SUPPLIED MATERIAL —
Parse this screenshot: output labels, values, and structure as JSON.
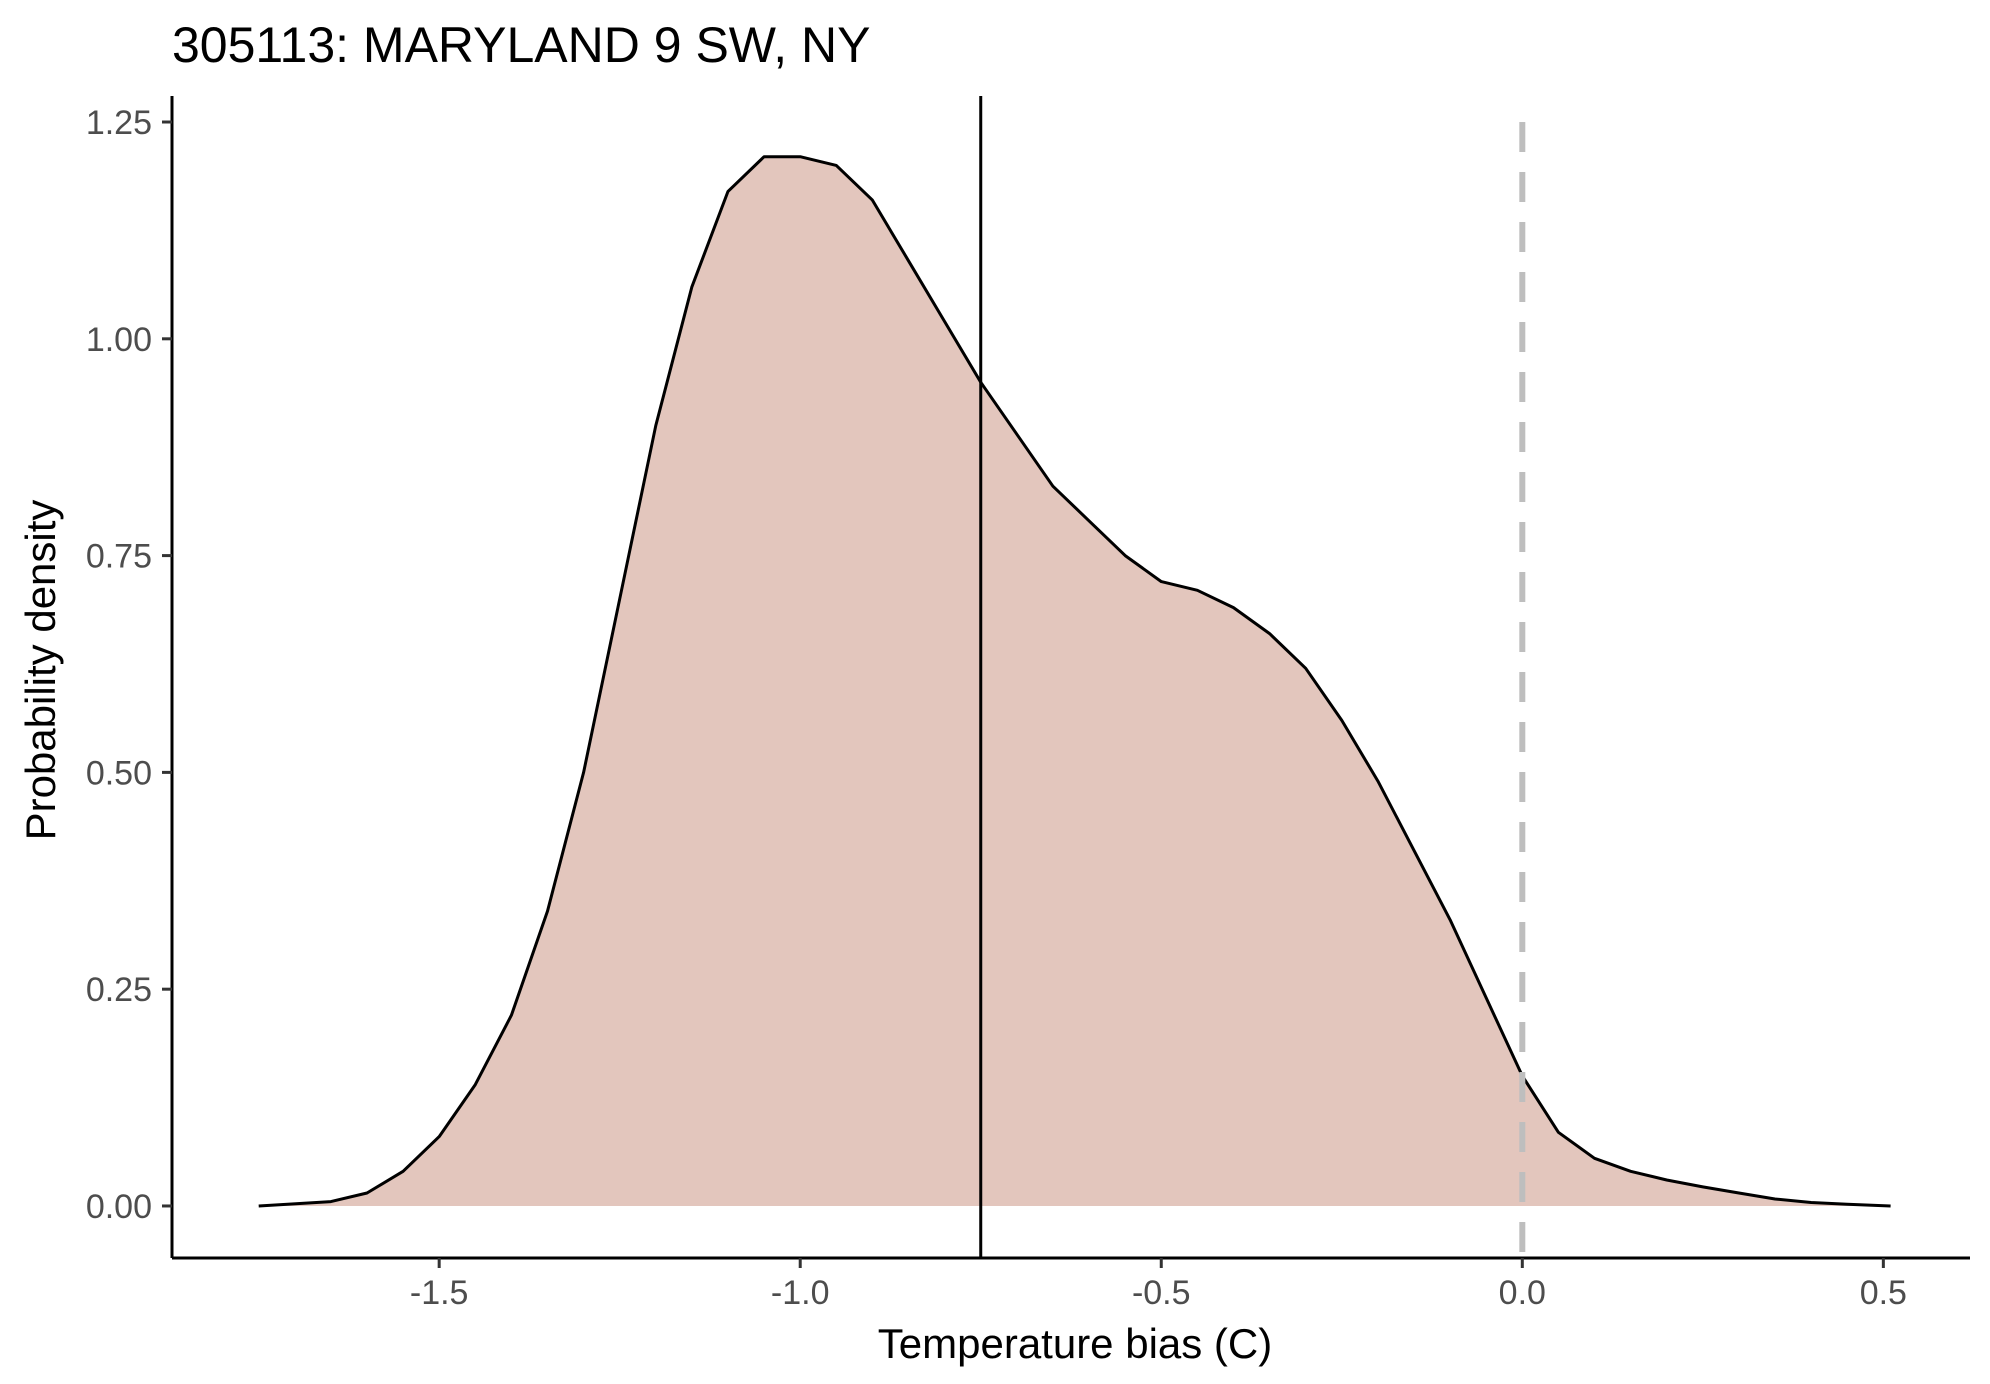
{
  "chart_data": {
    "type": "area",
    "title": "305113: MARYLAND 9 SW, NY",
    "xlabel": "Temperature bias (C)",
    "ylabel": "Probability density",
    "xlim": [
      -1.87,
      0.62
    ],
    "ylim": [
      -0.06,
      1.28
    ],
    "x_ticks": [
      -1.5,
      -1.0,
      -0.5,
      0.0,
      0.5
    ],
    "x_tick_labels": [
      "-1.5",
      "-1.0",
      "-0.5",
      "0.0",
      "0.5"
    ],
    "y_ticks": [
      0.0,
      0.25,
      0.5,
      0.75,
      1.0,
      1.25
    ],
    "y_tick_labels": [
      "0.00",
      "0.25",
      "0.50",
      "0.75",
      "1.00",
      "1.25"
    ],
    "series": [
      {
        "name": "density",
        "fill_color": "#e3c6bd",
        "line_color": "#000000",
        "x": [
          -1.75,
          -1.65,
          -1.6,
          -1.55,
          -1.5,
          -1.45,
          -1.4,
          -1.35,
          -1.3,
          -1.25,
          -1.2,
          -1.15,
          -1.1,
          -1.05,
          -1.0,
          -0.95,
          -0.9,
          -0.85,
          -0.8,
          -0.75,
          -0.7,
          -0.65,
          -0.6,
          -0.55,
          -0.5,
          -0.45,
          -0.4,
          -0.35,
          -0.3,
          -0.25,
          -0.2,
          -0.15,
          -0.1,
          -0.05,
          0.0,
          0.05,
          0.1,
          0.15,
          0.2,
          0.25,
          0.3,
          0.35,
          0.4,
          0.45,
          0.51
        ],
        "y": [
          0.0,
          0.005,
          0.015,
          0.04,
          0.08,
          0.14,
          0.22,
          0.34,
          0.5,
          0.7,
          0.9,
          1.06,
          1.17,
          1.21,
          1.21,
          1.2,
          1.16,
          1.09,
          1.02,
          0.95,
          0.89,
          0.83,
          0.79,
          0.75,
          0.72,
          0.71,
          0.69,
          0.66,
          0.62,
          0.56,
          0.49,
          0.41,
          0.33,
          0.24,
          0.15,
          0.085,
          0.055,
          0.04,
          0.03,
          0.022,
          0.015,
          0.008,
          0.004,
          0.002,
          0.0
        ]
      }
    ],
    "reference_lines": [
      {
        "name": "mean",
        "x": -0.75,
        "color": "#000000",
        "style": "solid"
      },
      {
        "name": "zero",
        "x": 0.0,
        "color": "#bebebe",
        "style": "dashed"
      }
    ]
  }
}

PROBLEM REQUIREMENTS — Please write out all of the material above without changing a word, and omit any pictures.

THE OUTPUT —
Parse this screenshot: output labels, values, and structure as JSON.
{
  "chart_data": {
    "type": "area",
    "title": "305113: MARYLAND 9 SW, NY",
    "xlabel": "Temperature bias (C)",
    "ylabel": "Probability density",
    "xlim": [
      -1.87,
      0.62
    ],
    "ylim": [
      -0.06,
      1.28
    ],
    "x_ticks": [
      -1.5,
      -1.0,
      -0.5,
      0.0,
      0.5
    ],
    "x_tick_labels": [
      "-1.5",
      "-1.0",
      "-0.5",
      "0.0",
      "0.5"
    ],
    "y_ticks": [
      0.0,
      0.25,
      0.5,
      0.75,
      1.0,
      1.25
    ],
    "y_tick_labels": [
      "0.00",
      "0.25",
      "0.50",
      "0.75",
      "1.00",
      "1.25"
    ],
    "series": [
      {
        "name": "density",
        "fill_color": "#e3c6bd",
        "line_color": "#000000",
        "x": [
          -1.75,
          -1.65,
          -1.6,
          -1.55,
          -1.5,
          -1.45,
          -1.4,
          -1.35,
          -1.3,
          -1.25,
          -1.2,
          -1.15,
          -1.1,
          -1.05,
          -1.0,
          -0.95,
          -0.9,
          -0.85,
          -0.8,
          -0.75,
          -0.7,
          -0.65,
          -0.6,
          -0.55,
          -0.5,
          -0.45,
          -0.4,
          -0.35,
          -0.3,
          -0.25,
          -0.2,
          -0.15,
          -0.1,
          -0.05,
          0.0,
          0.05,
          0.1,
          0.15,
          0.2,
          0.25,
          0.3,
          0.35,
          0.4,
          0.45,
          0.51
        ],
        "y": [
          0.0,
          0.005,
          0.015,
          0.04,
          0.08,
          0.14,
          0.22,
          0.34,
          0.5,
          0.7,
          0.9,
          1.06,
          1.17,
          1.21,
          1.21,
          1.2,
          1.16,
          1.09,
          1.02,
          0.95,
          0.89,
          0.83,
          0.79,
          0.75,
          0.72,
          0.71,
          0.69,
          0.66,
          0.62,
          0.56,
          0.49,
          0.41,
          0.33,
          0.24,
          0.15,
          0.085,
          0.055,
          0.04,
          0.03,
          0.022,
          0.015,
          0.008,
          0.004,
          0.002,
          0.0
        ]
      }
    ],
    "reference_lines": [
      {
        "name": "mean",
        "x": -0.75,
        "color": "#000000",
        "style": "solid"
      },
      {
        "name": "zero",
        "x": 0.0,
        "color": "#bebebe",
        "style": "dashed"
      }
    ]
  }
}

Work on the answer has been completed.